[Dataset rows]

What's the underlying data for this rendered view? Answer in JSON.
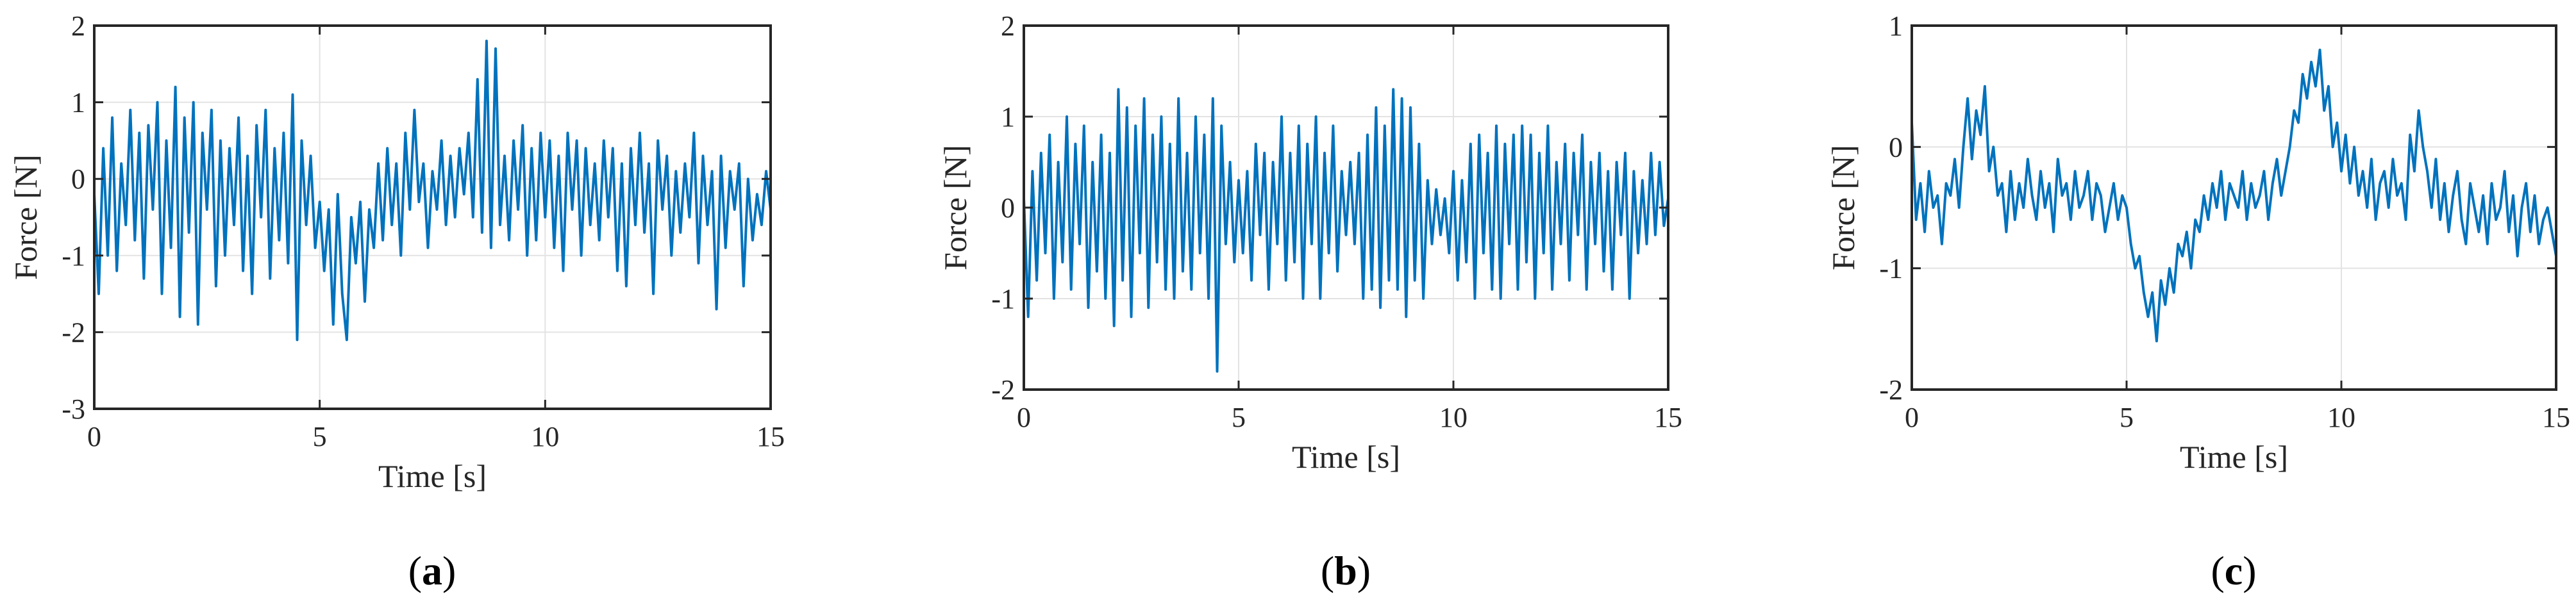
{
  "chart_data": [
    {
      "type": "line",
      "panel_label": "a",
      "xlabel": "Time [s]",
      "ylabel": "Force [N]",
      "xlim": [
        0,
        15
      ],
      "ylim": [
        -3,
        2
      ],
      "xticks": [
        0,
        5,
        10,
        15
      ],
      "yticks": [
        -3,
        -2,
        -1,
        0,
        1,
        2
      ],
      "grid": true,
      "color": "#0072BD",
      "series": [
        {
          "x": [
            0,
            0.1,
            0.2,
            0.3,
            0.4,
            0.5,
            0.6,
            0.7,
            0.8,
            0.9,
            1.0,
            1.1,
            1.2,
            1.3,
            1.4,
            1.5,
            1.6,
            1.7,
            1.8,
            1.9,
            2.0,
            2.1,
            2.2,
            2.3,
            2.4,
            2.5,
            2.6,
            2.7,
            2.8,
            2.9,
            3.0,
            3.1,
            3.2,
            3.3,
            3.4,
            3.5,
            3.6,
            3.7,
            3.8,
            3.9,
            4.0,
            4.1,
            4.2,
            4.3,
            4.4,
            4.5,
            4.6,
            4.7,
            4.8,
            4.9,
            5.0,
            5.1,
            5.2,
            5.3,
            5.4,
            5.5,
            5.6,
            5.7,
            5.8,
            5.9,
            6.0,
            6.1,
            6.2,
            6.3,
            6.4,
            6.5,
            6.6,
            6.7,
            6.8,
            6.9,
            7.0,
            7.1,
            7.2,
            7.3,
            7.4,
            7.5,
            7.6,
            7.7,
            7.8,
            7.9,
            8.0,
            8.1,
            8.2,
            8.3,
            8.4,
            8.5,
            8.6,
            8.7,
            8.8,
            8.9,
            9.0,
            9.1,
            9.2,
            9.3,
            9.4,
            9.5,
            9.6,
            9.7,
            9.8,
            9.9,
            10.0,
            10.1,
            10.2,
            10.3,
            10.4,
            10.5,
            10.6,
            10.7,
            10.8,
            10.9,
            11.0,
            11.1,
            11.2,
            11.3,
            11.4,
            11.5,
            11.6,
            11.7,
            11.8,
            11.9,
            12.0,
            12.1,
            12.2,
            12.3,
            12.4,
            12.5,
            12.6,
            12.7,
            12.8,
            12.9,
            13.0,
            13.1,
            13.2,
            13.3,
            13.4,
            13.5,
            13.6,
            13.7,
            13.8,
            13.9,
            14.0,
            14.1,
            14.2,
            14.3,
            14.4,
            14.5,
            14.6,
            14.7,
            14.8,
            14.9,
            15.0
          ],
          "y": [
            -0.2,
            -1.5,
            0.4,
            -1.0,
            0.8,
            -1.2,
            0.2,
            -0.6,
            0.9,
            -0.8,
            0.6,
            -1.3,
            0.7,
            -0.4,
            1.0,
            -1.5,
            0.5,
            -0.9,
            1.2,
            -1.8,
            0.8,
            -0.7,
            1.0,
            -1.9,
            0.6,
            -0.4,
            0.9,
            -1.4,
            0.5,
            -1.0,
            0.4,
            -0.6,
            0.8,
            -1.2,
            0.3,
            -1.5,
            0.7,
            -0.5,
            0.9,
            -1.3,
            0.4,
            -0.8,
            0.6,
            -1.1,
            1.1,
            -2.1,
            0.5,
            -0.6,
            0.3,
            -0.9,
            -0.3,
            -1.2,
            -0.4,
            -1.9,
            -0.2,
            -1.5,
            -2.1,
            -0.5,
            -1.1,
            -0.3,
            -1.6,
            -0.4,
            -0.9,
            0.2,
            -0.8,
            0.4,
            -0.6,
            0.2,
            -1.0,
            0.6,
            -0.4,
            0.9,
            -0.3,
            0.2,
            -0.9,
            0.1,
            -0.4,
            0.5,
            -0.6,
            0.3,
            -0.5,
            0.4,
            -0.2,
            0.6,
            -0.5,
            1.3,
            -0.7,
            1.8,
            -0.9,
            1.7,
            -0.6,
            0.3,
            -0.8,
            0.5,
            -0.4,
            0.7,
            -1.0,
            0.4,
            -0.8,
            0.6,
            -0.5,
            0.5,
            -0.9,
            0.3,
            -1.2,
            0.6,
            -0.4,
            0.5,
            -1.0,
            0.4,
            -0.6,
            0.2,
            -0.8,
            0.5,
            -0.5,
            0.4,
            -1.2,
            0.2,
            -1.4,
            0.4,
            -0.6,
            0.6,
            -0.7,
            0.2,
            -1.5,
            0.5,
            -0.4,
            0.3,
            -1.0,
            0.1,
            -0.7,
            0.2,
            -0.5,
            0.6,
            -1.1,
            0.3,
            -0.6,
            0.1,
            -1.7,
            0.3,
            -0.9,
            0.1,
            -0.4,
            0.2,
            -1.4,
            0.0,
            -0.8,
            -0.2,
            -0.6,
            0.1,
            -0.4
          ]
        }
      ]
    },
    {
      "type": "line",
      "panel_label": "b",
      "xlabel": "Time [s]",
      "ylabel": "Force [N]",
      "xlim": [
        0,
        15
      ],
      "ylim": [
        -2,
        2
      ],
      "xticks": [
        0,
        5,
        10,
        15
      ],
      "yticks": [
        -2,
        -1,
        0,
        1,
        2
      ],
      "grid": true,
      "color": "#0072BD",
      "series": [
        {
          "x": [
            0,
            0.1,
            0.2,
            0.3,
            0.4,
            0.5,
            0.6,
            0.7,
            0.8,
            0.9,
            1.0,
            1.1,
            1.2,
            1.3,
            1.4,
            1.5,
            1.6,
            1.7,
            1.8,
            1.9,
            2.0,
            2.1,
            2.2,
            2.3,
            2.4,
            2.5,
            2.6,
            2.7,
            2.8,
            2.9,
            3.0,
            3.1,
            3.2,
            3.3,
            3.4,
            3.5,
            3.6,
            3.7,
            3.8,
            3.9,
            4.0,
            4.1,
            4.2,
            4.3,
            4.4,
            4.5,
            4.6,
            4.7,
            4.8,
            4.9,
            5.0,
            5.1,
            5.2,
            5.3,
            5.4,
            5.5,
            5.6,
            5.7,
            5.8,
            5.9,
            6.0,
            6.1,
            6.2,
            6.3,
            6.4,
            6.5,
            6.6,
            6.7,
            6.8,
            6.9,
            7.0,
            7.1,
            7.2,
            7.3,
            7.4,
            7.5,
            7.6,
            7.7,
            7.8,
            7.9,
            8.0,
            8.1,
            8.2,
            8.3,
            8.4,
            8.5,
            8.6,
            8.7,
            8.8,
            8.9,
            9.0,
            9.1,
            9.2,
            9.3,
            9.4,
            9.5,
            9.6,
            9.7,
            9.8,
            9.9,
            10.0,
            10.1,
            10.2,
            10.3,
            10.4,
            10.5,
            10.6,
            10.7,
            10.8,
            10.9,
            11.0,
            11.1,
            11.2,
            11.3,
            11.4,
            11.5,
            11.6,
            11.7,
            11.8,
            11.9,
            12.0,
            12.1,
            12.2,
            12.3,
            12.4,
            12.5,
            12.6,
            12.7,
            12.8,
            12.9,
            13.0,
            13.1,
            13.2,
            13.3,
            13.4,
            13.5,
            13.6,
            13.7,
            13.8,
            13.9,
            14.0,
            14.1,
            14.2,
            14.3,
            14.4,
            14.5,
            14.6,
            14.7,
            14.8,
            14.9,
            15.0
          ],
          "y": [
            0.1,
            -1.2,
            0.4,
            -0.8,
            0.6,
            -0.5,
            0.8,
            -1.0,
            0.5,
            -0.6,
            1.0,
            -0.9,
            0.7,
            -0.4,
            0.9,
            -1.1,
            0.5,
            -0.7,
            0.8,
            -1.0,
            0.6,
            -1.3,
            1.3,
            -0.8,
            1.1,
            -1.2,
            0.9,
            -0.5,
            1.2,
            -1.1,
            0.8,
            -0.6,
            1.0,
            -0.9,
            0.7,
            -1.0,
            1.2,
            -0.7,
            0.6,
            -0.9,
            1.0,
            -0.5,
            0.8,
            -1.0,
            1.2,
            -1.8,
            0.9,
            -0.4,
            0.5,
            -0.6,
            0.3,
            -0.5,
            0.4,
            -0.8,
            0.7,
            -0.3,
            0.6,
            -0.9,
            0.5,
            -0.4,
            1.0,
            -0.8,
            0.6,
            -0.6,
            0.9,
            -1.0,
            0.7,
            -0.4,
            1.0,
            -1.0,
            0.6,
            -0.5,
            0.9,
            -0.7,
            0.4,
            -0.3,
            0.5,
            -0.4,
            0.6,
            -1.0,
            0.8,
            -0.9,
            1.1,
            -1.1,
            0.9,
            -0.8,
            1.3,
            -0.9,
            1.2,
            -1.2,
            1.1,
            -0.8,
            0.7,
            -1.0,
            0.3,
            -0.4,
            0.2,
            -0.3,
            0.1,
            -0.5,
            0.4,
            -0.8,
            0.3,
            -0.6,
            0.7,
            -1.0,
            0.8,
            -0.5,
            0.6,
            -0.9,
            0.9,
            -1.0,
            0.7,
            -0.4,
            0.8,
            -0.9,
            0.9,
            -0.6,
            0.8,
            -1.0,
            0.6,
            -0.5,
            0.9,
            -0.9,
            0.5,
            -0.4,
            0.7,
            -0.8,
            0.6,
            -0.3,
            0.8,
            -0.9,
            0.5,
            -0.4,
            0.6,
            -0.7,
            0.4,
            -0.9,
            0.5,
            -0.3,
            0.6,
            -1.0,
            0.4,
            -0.5,
            0.3,
            -0.4,
            0.6,
            -0.3,
            0.5,
            -0.2,
            0.1
          ]
        }
      ]
    },
    {
      "type": "line",
      "panel_label": "c",
      "xlabel": "Time [s]",
      "ylabel": "Force [N]",
      "xlim": [
        0,
        15
      ],
      "ylim": [
        -2,
        1
      ],
      "xticks": [
        0,
        5,
        10,
        15
      ],
      "yticks": [
        -2,
        -1,
        0,
        1
      ],
      "grid": true,
      "color": "#0072BD",
      "series": [
        {
          "x": [
            0,
            0.1,
            0.2,
            0.3,
            0.4,
            0.5,
            0.6,
            0.7,
            0.8,
            0.9,
            1.0,
            1.1,
            1.2,
            1.3,
            1.4,
            1.5,
            1.6,
            1.7,
            1.8,
            1.9,
            2.0,
            2.1,
            2.2,
            2.3,
            2.4,
            2.5,
            2.6,
            2.7,
            2.8,
            2.9,
            3.0,
            3.1,
            3.2,
            3.3,
            3.4,
            3.5,
            3.6,
            3.7,
            3.8,
            3.9,
            4.0,
            4.1,
            4.2,
            4.3,
            4.4,
            4.5,
            4.6,
            4.7,
            4.8,
            4.9,
            5.0,
            5.1,
            5.2,
            5.3,
            5.4,
            5.5,
            5.6,
            5.7,
            5.8,
            5.9,
            6.0,
            6.1,
            6.2,
            6.3,
            6.4,
            6.5,
            6.6,
            6.7,
            6.8,
            6.9,
            7.0,
            7.1,
            7.2,
            7.3,
            7.4,
            7.5,
            7.6,
            7.7,
            7.8,
            7.9,
            8.0,
            8.1,
            8.2,
            8.3,
            8.4,
            8.5,
            8.6,
            8.7,
            8.8,
            8.9,
            9.0,
            9.1,
            9.2,
            9.3,
            9.4,
            9.5,
            9.6,
            9.7,
            9.8,
            9.9,
            10.0,
            10.1,
            10.2,
            10.3,
            10.4,
            10.5,
            10.6,
            10.7,
            10.8,
            10.9,
            11.0,
            11.1,
            11.2,
            11.3,
            11.4,
            11.5,
            11.6,
            11.7,
            11.8,
            11.9,
            12.0,
            12.1,
            12.2,
            12.3,
            12.4,
            12.5,
            12.6,
            12.7,
            12.8,
            12.9,
            13.0,
            13.1,
            13.2,
            13.3,
            13.4,
            13.5,
            13.6,
            13.7,
            13.8,
            13.9,
            14.0,
            14.1,
            14.2,
            14.3,
            14.4,
            14.5,
            14.6,
            14.7,
            14.8,
            14.9,
            15.0
          ],
          "y": [
            0.2,
            -0.6,
            -0.3,
            -0.7,
            -0.2,
            -0.5,
            -0.4,
            -0.8,
            -0.3,
            -0.4,
            -0.1,
            -0.5,
            0.0,
            0.4,
            -0.1,
            0.3,
            0.1,
            0.5,
            -0.2,
            0.0,
            -0.4,
            -0.3,
            -0.7,
            -0.2,
            -0.6,
            -0.3,
            -0.5,
            -0.1,
            -0.4,
            -0.6,
            -0.2,
            -0.5,
            -0.3,
            -0.7,
            -0.1,
            -0.4,
            -0.3,
            -0.6,
            -0.2,
            -0.5,
            -0.4,
            -0.2,
            -0.6,
            -0.3,
            -0.4,
            -0.7,
            -0.5,
            -0.3,
            -0.6,
            -0.4,
            -0.5,
            -0.8,
            -1.0,
            -0.9,
            -1.2,
            -1.4,
            -1.2,
            -1.6,
            -1.1,
            -1.3,
            -1.0,
            -1.2,
            -0.8,
            -0.9,
            -0.7,
            -1.0,
            -0.6,
            -0.7,
            -0.4,
            -0.6,
            -0.3,
            -0.5,
            -0.2,
            -0.6,
            -0.3,
            -0.4,
            -0.5,
            -0.2,
            -0.6,
            -0.3,
            -0.5,
            -0.4,
            -0.2,
            -0.6,
            -0.3,
            -0.1,
            -0.4,
            -0.2,
            0.0,
            0.3,
            0.2,
            0.6,
            0.4,
            0.7,
            0.5,
            0.8,
            0.3,
            0.5,
            0.0,
            0.2,
            -0.2,
            0.1,
            -0.3,
            0.0,
            -0.4,
            -0.2,
            -0.5,
            -0.1,
            -0.6,
            -0.3,
            -0.2,
            -0.5,
            -0.1,
            -0.4,
            -0.3,
            -0.6,
            0.1,
            -0.2,
            0.3,
            0.0,
            -0.2,
            -0.5,
            -0.1,
            -0.6,
            -0.3,
            -0.7,
            -0.4,
            -0.2,
            -0.6,
            -0.8,
            -0.3,
            -0.5,
            -0.7,
            -0.4,
            -0.8,
            -0.3,
            -0.6,
            -0.5,
            -0.2,
            -0.7,
            -0.4,
            -0.9,
            -0.5,
            -0.3,
            -0.7,
            -0.4,
            -0.8,
            -0.6,
            -0.5,
            -0.7,
            -0.9
          ]
        }
      ]
    }
  ]
}
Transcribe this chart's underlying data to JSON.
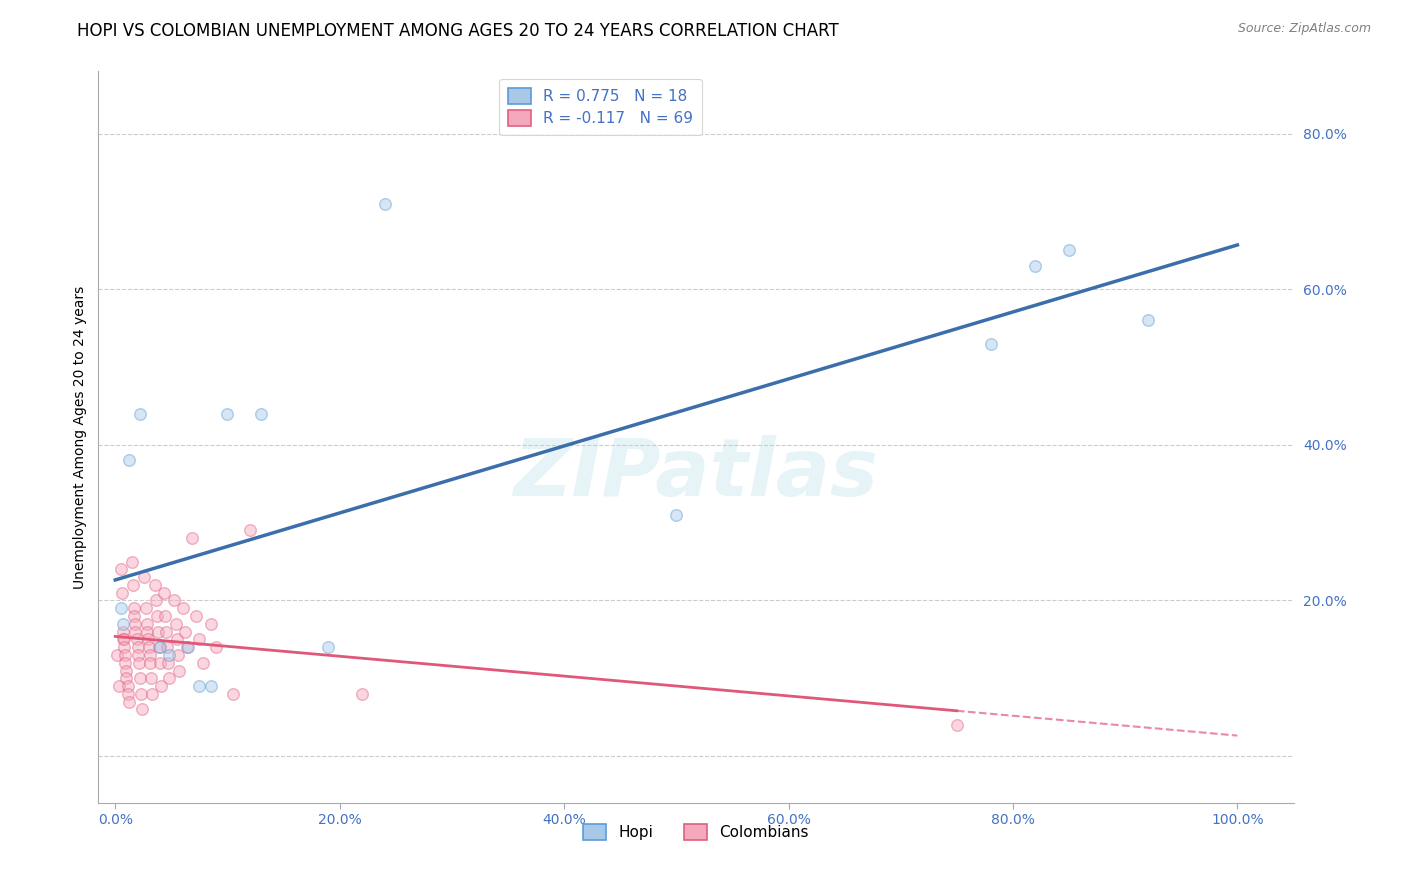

§ **What to work on**
Only the number is wanted: how many lines of these entries contain the string "underlying"?

§ **Solved exercise**
2